Joven en Montelíbano pesa 130 kilos y sufre por su obesidad mórbida

Joven en Montelíbano pesa 130 kilos y sufre por su obesidad mórbida

Juan David Camacho, un menor que desde los 4 años padece del síndrome llamado ‘Síndrome de Prader-Willi’, enfermedad que ha conllevado a que se le desarrolle una obesidad severa que ha ido deteriorando su salud poco a poco hasta el punto de dificultarle su diario vivir. En la actualidad el joven pesa 130 kilos y según los nutricionistas que han atendido el caso su peso va a seguir aumentando si no se le da un tratamiento adecuado, es por esta razón que los padres del niño hacen un llamado a los entes competentes porque no cuentan con los medios para costear los tratamientos y operaciones que su hijo necesita.

________________________

OBJETIVO DEL EJERCICIO -> Copia de nuevo la parte del texto sobre el joven de Montelíbano que empieza con "Juan David Camacho, un" y termina con "su hijo necesita.", y sustituye "obesidad severa" por "obesidad grave".

(Elementos de un conjunto de datos)
________________________

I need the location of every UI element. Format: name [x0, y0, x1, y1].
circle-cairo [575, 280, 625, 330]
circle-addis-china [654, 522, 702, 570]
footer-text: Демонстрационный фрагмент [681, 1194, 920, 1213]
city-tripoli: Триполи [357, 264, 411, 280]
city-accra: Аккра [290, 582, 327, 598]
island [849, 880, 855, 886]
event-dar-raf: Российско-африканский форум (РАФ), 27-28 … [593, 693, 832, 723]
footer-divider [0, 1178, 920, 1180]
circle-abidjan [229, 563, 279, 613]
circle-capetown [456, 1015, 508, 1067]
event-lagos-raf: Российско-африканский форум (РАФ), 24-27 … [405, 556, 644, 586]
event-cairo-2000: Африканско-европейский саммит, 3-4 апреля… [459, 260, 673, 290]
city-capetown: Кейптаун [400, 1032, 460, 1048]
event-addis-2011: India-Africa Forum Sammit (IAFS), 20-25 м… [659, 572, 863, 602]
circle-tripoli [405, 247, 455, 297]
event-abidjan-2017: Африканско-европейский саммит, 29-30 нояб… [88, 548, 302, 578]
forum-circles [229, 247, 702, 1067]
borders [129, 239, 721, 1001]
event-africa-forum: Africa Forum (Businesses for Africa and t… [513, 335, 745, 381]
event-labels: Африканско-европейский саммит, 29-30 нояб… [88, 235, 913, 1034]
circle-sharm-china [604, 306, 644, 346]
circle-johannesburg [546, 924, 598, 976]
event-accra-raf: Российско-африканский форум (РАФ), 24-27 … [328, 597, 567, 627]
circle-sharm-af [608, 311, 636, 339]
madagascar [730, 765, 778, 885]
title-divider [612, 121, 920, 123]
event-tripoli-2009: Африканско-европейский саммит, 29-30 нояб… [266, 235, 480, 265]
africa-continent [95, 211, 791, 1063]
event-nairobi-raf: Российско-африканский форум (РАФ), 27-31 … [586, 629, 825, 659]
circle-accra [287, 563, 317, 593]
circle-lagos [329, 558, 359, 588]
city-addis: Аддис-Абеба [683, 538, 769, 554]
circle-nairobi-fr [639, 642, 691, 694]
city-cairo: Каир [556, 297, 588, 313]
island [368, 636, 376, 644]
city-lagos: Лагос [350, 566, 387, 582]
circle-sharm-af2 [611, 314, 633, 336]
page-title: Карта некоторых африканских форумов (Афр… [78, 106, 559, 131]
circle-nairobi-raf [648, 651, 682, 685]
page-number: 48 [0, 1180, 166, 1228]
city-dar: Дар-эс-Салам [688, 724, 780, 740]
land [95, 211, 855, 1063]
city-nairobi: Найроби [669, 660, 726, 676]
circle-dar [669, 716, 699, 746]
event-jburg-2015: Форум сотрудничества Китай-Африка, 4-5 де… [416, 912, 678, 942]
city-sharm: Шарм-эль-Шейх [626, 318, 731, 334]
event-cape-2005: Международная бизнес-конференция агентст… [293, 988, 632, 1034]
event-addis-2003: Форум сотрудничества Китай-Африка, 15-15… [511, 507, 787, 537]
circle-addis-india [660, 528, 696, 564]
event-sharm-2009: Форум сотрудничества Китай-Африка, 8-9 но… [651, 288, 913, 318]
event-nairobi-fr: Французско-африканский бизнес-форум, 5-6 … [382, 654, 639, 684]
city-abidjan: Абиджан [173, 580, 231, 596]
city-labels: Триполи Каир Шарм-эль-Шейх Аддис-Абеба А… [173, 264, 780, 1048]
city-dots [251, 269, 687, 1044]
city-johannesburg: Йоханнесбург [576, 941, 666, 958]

________________________

SOLUCIÓN DEL EJERCICIO ->
Juan David Camacho, un menor que desde los 4 años padece del síndrome llamado ‘Síndrome de Prader-Willi’, enfermedad que ha conllevado a que se le desarrolle una obesidad grave que ha ido deteriorando su salud poco a poco hasta el punto de dificultarle su diario vivir. En la actualidad el joven pesa 130 kilos y según los nutricionistas que han atendido el caso su peso va a seguir aumentando si no se le da un tratamiento adecuado, es por esta razón que los padres del niño hacen un llamado a los entes competentes porque no cuentan con los medios para costear los tratamientos y operaciones que su hijo necesita.